## What you have to do
Please set down every entry below exactly as given.

____

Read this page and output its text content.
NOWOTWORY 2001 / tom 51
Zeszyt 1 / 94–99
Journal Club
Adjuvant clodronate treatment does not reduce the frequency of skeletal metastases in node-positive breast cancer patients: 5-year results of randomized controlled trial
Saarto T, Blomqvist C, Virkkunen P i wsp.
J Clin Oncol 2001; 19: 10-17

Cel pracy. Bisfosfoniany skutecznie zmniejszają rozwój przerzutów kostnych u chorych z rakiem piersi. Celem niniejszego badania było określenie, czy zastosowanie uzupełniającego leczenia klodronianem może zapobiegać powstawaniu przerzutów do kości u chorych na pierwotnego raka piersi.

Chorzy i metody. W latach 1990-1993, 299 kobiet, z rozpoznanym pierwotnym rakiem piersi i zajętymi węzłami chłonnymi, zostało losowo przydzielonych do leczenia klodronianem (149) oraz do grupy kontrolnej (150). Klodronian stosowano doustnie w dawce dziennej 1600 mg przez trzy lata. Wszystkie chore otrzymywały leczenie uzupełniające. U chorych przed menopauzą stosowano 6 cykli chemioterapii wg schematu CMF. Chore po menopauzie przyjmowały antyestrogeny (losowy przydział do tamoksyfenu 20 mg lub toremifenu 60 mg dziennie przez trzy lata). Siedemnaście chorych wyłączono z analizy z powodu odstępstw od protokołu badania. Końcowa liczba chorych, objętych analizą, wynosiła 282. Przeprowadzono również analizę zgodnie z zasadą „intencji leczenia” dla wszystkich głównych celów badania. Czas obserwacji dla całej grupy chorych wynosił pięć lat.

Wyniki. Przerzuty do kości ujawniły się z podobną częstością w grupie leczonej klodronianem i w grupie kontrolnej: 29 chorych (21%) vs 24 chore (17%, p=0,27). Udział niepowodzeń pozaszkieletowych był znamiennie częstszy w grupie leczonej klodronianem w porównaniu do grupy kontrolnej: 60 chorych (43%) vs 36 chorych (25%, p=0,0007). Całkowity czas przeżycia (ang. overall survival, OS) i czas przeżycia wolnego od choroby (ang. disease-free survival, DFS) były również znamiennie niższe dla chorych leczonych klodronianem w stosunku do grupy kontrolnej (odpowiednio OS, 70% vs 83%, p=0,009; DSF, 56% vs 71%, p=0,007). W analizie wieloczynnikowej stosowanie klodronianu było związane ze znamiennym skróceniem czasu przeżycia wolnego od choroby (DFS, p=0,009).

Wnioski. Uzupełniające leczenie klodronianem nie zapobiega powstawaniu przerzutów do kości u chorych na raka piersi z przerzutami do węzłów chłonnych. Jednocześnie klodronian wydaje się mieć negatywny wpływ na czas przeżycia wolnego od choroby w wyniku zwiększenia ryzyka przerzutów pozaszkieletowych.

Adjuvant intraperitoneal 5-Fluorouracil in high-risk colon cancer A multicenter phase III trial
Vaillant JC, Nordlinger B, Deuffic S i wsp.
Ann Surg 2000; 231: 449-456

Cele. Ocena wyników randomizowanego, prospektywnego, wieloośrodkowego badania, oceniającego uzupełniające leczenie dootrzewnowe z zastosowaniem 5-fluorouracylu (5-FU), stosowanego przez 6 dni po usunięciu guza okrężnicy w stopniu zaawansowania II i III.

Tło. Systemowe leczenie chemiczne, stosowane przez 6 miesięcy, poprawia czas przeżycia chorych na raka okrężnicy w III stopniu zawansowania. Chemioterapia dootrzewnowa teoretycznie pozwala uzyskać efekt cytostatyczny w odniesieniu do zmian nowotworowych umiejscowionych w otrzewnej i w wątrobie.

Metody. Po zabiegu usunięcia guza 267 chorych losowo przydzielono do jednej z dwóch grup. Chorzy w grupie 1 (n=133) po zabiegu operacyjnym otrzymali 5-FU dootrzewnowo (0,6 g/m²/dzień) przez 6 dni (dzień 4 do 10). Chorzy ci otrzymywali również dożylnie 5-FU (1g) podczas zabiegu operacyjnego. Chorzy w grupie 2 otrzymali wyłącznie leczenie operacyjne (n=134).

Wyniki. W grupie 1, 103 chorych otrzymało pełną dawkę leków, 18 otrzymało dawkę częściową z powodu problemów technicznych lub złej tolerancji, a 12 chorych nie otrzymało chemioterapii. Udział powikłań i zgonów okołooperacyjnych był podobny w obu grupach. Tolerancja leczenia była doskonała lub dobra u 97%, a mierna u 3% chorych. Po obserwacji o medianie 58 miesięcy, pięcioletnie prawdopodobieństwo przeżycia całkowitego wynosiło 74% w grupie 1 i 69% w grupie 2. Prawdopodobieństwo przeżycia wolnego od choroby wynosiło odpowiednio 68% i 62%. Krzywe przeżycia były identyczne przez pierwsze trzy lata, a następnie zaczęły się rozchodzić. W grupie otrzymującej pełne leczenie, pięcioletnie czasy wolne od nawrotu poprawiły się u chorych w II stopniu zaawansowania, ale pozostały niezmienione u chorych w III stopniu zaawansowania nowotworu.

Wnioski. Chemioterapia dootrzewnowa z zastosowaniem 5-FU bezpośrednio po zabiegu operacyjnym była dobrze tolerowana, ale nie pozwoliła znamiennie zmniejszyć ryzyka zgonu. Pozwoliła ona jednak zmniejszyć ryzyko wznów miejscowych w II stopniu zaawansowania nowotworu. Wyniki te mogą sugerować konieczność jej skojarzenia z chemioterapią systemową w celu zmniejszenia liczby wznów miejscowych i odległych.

____

## Exercise answer
Read this page and output its text content.
NOWOTWORY 2001 / tom 51
Zeszyt 1 / 94–99
Journal Club
Adjuvant clodronate treatment does not reduce the frequency of skeletal metastases in node-positive breast cancer patients: 5-year results of randomized controlled trial
Saarto T, Blomqvist C, Virkkunen P i wsp.
J Clin Oncol 2001; 19: 10-17

Cel pracy. Bisfosfoniany skutecznie zmniejszają rozwój przerzutów kostnych u chorych z rakiem piersi. Celem niniejszego badania było określenie, czy zastosowanie uzupełniającego leczenia klodronianem może zapobiegać powstawaniu przerzutów do kości u chorych na pierwotnego raka piersi.

Chorzy i metody. W latach 1990-1993, 299 kobiet, z rozpoznanym pierwotnym rakiem piersi i zajętymi węzłami chłonnymi, zostało losowo przydzielonych do leczenia klodronianem (149) oraz do grupy kontrolnej (150). Klodronian stosowano doustnie w dawce dziennej 1600 mg przez trzy lata. Wszystkie chore otrzymywały leczenie uzupełniające. U chorych przed menopauzą stosowano 6 cykli chemioterapii wg schematu CMF. Chore po menopauzie przyjmowały antyestrogeny (losowy przydział do tamoksyfenu 20 mg lub toremifenu 60 mg dziennie przez trzy lata). Siedemnaście chorych wyłączono z analizy z powodu odstępstw od protokołu badania. Końcowa liczba chorych, objętych analizą, wynosiła 282. Przeprowadzono również analizę zgodnie z zasadą „intencji leczenia” dla wszystkich głównych celów badania. Czas obserwacji dla całej grupy chorych wynosił pięć lat.

Wyniki. Przerzuty do kości ujawniły się z podobną częstością w grupie leczonej klodronianem i w grupie kontrolnej: 29 chorych (21%) vs 24 chore (17%, p=0,27). Udział niepowodzeń pozaszkieletowych był znamiennie częstszy w grupie leczonej klodronianem w porównaniu do grupy kontrolnej: 60 chorych (43%) vs 36 chorych (25%, p=0,0007). Całkowity czas przeżycia (ang. overall survival, OS) i czas przeżycia wolnego od choroby (ang. disease-free survival, DFS) były również znamiennie niższe dla chorych leczonych klodronianem w stosunku do grupy kontrolnej (odpowiednio OS, 70% vs 83%, p=0,009; DSF, 56% vs 71%, p=0,007). W analizie wieloczynnikowej stosowanie klodronianu było związane ze znamiennym skróceniem czasu przeżycia wolnego od choroby (DFS, p=0,009).

Wnioski. Uzupełniające leczenie klodronianem nie zapobiega powstawaniu przerzutów do kości u chorych na raka piersi z przerzutami do węzłów chłonnych. Jednocześnie klodronian wydaje się mieć negatywny wpływ na czas przeżycia wolnego od choroby w wyniku zwiększenia ryzyka przerzutów pozaszkieletowych.

Adjuvant intraperitoneal 5-Fluorouracil in high-risk colon cancer A multicenter phase III trial
Vaillant JC, Nordlinger B, Deuffic S i wsp.
Ann Surg 2000; 231: 449-456

Cele. Ocena wyników randomizowanego, prospektywnego, wieloośrodkowego badania, oceniającego uzupełniające leczenie dootrzewnowe z zastosowaniem 5-fluorouracylu (5-FU), stosowanego przez 6 dni po usunięciu guza okrężnicy w stopniu zaawansowania II i III.

Tło. Systemowe leczenie chemiczne, stosowane przez 6 miesięcy, poprawia czas przeżycia chorych na raka okrężnicy w III stopniu zawansowania. Chemioterapia dootrzewnowa teoretycznie pozwala uzyskać efekt cytostatyczny w odniesieniu do zmian nowotworowych umiejscowionych w otrzewnej i w wątrobie.

Metody. Po zabiegu usunięcia guza 267 chorych losowo przydzielono do jednej z dwóch grup. Chorzy w grupie 1 (n=133) po zabiegu operacyjnym otrzymali 5-FU dootrzewnowo (0,6 g/m²/dzień) przez 6 dni (dzień 4 do 10). Chorzy ci otrzymywali również dożylnie 5-FU (1g) podczas zabiegu operacyjnego. Chorzy w grupie 2 otrzymali wyłącznie leczenie operacyjne (n=134).

Wyniki. W grupie 1, 103 chorych otrzymało pełną dawkę leków, 18 otrzymało dawkę częściową z powodu problemów technicznych lub złej tolerancji, a 12 chorych nie otrzymało chemioterapii. Udział powikłań i zgonów okołooperacyjnych był podobny w obu grupach. Tolerancja leczenia była doskonała lub dobra u 97%, a mierna u 3% chorych. Po obserwacji o medianie 58 miesięcy, pięcioletnie prawdopodobieństwo przeżycia całkowitego wynosiło 74% w grupie 1 i 69% w grupie 2. Prawdopodobieństwo przeżycia wolnego od choroby wynosiło odpowiednio 68% i 62%. Krzywe przeżycia były identyczne przez pierwsze trzy lata, a następnie zaczęły się rozchodzić. W grupie otrzymującej pełne leczenie, pięcioletnie czasy wolne od nawrotu poprawiły się u chorych w II stopniu zaawansowania, ale pozostały niezmienione u chorych w III stopniu zaawansowania nowotworu.

Wnioski. Chemioterapia dootrzewnowa z zastosowaniem 5-FU bezpośrednio po zabiegu operacyjnym była dobrze tolerowana, ale nie pozwoliła znamiennie zmniejszyć ryzyka zgonu. Pozwoliła ona jednak zmniejszyć ryzyko wznów miejscowych w II stopniu zaawansowania nowotworu. Wyniki te mogą sugerować konieczność jej skojarzenia z chemioterapią systemową w celu zmniejszenia liczby wznów miejscowych i odległych.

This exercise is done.